-- START OF Data extract --
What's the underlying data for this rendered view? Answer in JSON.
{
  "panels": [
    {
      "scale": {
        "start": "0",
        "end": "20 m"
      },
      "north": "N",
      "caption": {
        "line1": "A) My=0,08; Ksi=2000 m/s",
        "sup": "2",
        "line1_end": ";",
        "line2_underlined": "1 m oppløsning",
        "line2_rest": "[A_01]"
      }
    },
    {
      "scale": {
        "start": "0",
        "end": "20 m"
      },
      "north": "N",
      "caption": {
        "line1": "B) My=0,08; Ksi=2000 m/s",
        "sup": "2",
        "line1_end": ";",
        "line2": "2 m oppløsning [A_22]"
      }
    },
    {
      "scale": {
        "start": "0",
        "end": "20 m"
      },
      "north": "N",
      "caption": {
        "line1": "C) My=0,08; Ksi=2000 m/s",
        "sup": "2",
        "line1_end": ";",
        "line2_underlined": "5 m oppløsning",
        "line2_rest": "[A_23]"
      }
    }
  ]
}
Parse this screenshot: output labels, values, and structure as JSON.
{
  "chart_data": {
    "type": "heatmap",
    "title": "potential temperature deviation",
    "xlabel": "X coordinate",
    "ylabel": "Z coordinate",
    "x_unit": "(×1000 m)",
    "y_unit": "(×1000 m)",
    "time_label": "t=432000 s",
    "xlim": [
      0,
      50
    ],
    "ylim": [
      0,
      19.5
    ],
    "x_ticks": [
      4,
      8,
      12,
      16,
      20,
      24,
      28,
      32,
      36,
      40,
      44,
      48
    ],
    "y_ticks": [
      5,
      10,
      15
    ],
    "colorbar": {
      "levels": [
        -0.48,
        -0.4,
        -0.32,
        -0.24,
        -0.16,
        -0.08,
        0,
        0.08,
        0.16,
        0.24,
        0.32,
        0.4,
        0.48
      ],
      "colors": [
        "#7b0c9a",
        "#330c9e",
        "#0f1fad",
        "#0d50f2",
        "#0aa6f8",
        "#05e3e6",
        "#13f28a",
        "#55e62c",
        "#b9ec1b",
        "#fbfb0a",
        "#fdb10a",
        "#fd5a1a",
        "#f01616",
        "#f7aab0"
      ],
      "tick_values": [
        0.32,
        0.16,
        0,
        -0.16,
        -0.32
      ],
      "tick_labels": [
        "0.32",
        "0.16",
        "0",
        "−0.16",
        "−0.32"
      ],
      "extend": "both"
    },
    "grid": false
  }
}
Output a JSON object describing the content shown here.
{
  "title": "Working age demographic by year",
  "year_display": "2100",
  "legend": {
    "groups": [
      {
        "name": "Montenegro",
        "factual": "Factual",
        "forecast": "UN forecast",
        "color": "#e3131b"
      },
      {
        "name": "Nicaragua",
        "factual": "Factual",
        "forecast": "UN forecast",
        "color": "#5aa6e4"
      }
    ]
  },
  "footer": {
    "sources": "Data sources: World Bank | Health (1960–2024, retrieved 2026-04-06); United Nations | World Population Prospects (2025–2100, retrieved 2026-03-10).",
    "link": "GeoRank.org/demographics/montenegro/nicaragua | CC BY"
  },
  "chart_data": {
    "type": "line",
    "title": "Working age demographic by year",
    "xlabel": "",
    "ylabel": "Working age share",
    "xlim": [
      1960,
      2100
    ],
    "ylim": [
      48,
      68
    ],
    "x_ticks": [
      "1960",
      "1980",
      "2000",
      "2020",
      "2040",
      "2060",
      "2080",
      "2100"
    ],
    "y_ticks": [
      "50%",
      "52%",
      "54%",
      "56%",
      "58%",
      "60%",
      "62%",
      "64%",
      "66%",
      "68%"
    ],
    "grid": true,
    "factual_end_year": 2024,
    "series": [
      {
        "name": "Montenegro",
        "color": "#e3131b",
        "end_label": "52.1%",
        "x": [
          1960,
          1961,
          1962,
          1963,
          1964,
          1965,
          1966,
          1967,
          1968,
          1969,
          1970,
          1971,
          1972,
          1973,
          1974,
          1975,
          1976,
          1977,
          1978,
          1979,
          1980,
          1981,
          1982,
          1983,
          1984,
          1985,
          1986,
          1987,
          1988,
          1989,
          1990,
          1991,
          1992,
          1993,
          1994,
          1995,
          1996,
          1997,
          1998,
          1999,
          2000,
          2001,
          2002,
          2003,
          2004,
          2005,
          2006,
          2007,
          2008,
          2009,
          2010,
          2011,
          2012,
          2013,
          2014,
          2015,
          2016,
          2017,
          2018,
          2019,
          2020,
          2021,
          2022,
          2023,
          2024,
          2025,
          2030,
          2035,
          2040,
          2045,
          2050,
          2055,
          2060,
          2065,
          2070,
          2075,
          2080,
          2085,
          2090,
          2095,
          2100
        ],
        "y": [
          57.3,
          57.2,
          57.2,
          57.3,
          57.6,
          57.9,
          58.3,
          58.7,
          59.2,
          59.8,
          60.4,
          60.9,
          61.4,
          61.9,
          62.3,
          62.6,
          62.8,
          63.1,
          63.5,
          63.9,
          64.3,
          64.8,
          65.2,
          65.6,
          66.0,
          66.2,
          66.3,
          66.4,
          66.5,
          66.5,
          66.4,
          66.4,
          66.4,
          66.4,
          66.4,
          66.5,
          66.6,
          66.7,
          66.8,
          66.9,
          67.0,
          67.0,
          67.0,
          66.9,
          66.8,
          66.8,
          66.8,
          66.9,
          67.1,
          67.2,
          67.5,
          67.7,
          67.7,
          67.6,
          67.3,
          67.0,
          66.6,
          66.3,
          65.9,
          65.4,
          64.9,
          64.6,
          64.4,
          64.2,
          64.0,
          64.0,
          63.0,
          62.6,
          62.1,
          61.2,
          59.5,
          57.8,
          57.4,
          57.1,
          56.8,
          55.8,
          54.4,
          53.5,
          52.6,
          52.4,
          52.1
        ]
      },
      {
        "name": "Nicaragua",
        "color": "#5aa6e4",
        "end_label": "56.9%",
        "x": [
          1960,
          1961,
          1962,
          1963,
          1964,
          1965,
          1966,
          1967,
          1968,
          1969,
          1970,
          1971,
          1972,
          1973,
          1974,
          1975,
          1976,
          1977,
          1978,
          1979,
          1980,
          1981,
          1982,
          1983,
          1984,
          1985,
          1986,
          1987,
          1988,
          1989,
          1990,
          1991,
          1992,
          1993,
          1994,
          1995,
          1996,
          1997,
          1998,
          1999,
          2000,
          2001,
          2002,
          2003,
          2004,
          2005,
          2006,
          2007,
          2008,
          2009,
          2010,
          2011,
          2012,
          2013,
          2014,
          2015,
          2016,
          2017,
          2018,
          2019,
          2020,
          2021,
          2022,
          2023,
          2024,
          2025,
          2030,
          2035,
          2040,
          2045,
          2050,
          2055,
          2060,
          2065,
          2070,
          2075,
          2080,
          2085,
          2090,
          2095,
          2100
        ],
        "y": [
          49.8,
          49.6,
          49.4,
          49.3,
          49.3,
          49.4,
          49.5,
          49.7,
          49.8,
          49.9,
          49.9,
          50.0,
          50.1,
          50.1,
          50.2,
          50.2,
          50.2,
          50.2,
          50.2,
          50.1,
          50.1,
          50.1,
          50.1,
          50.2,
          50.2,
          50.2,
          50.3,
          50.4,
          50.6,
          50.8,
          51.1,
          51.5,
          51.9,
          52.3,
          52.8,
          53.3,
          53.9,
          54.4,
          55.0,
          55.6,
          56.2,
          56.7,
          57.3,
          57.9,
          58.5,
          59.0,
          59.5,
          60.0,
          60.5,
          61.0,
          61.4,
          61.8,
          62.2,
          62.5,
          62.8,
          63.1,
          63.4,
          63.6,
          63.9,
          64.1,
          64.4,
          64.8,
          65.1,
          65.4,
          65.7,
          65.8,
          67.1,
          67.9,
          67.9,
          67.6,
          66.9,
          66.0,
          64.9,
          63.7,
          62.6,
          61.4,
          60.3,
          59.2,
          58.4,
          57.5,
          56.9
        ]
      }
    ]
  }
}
-- END OF Data extract --
> Exercise:
For the listing above, give the number of lines in which the string "title" occurs, and nothing else.

> Solution below:
3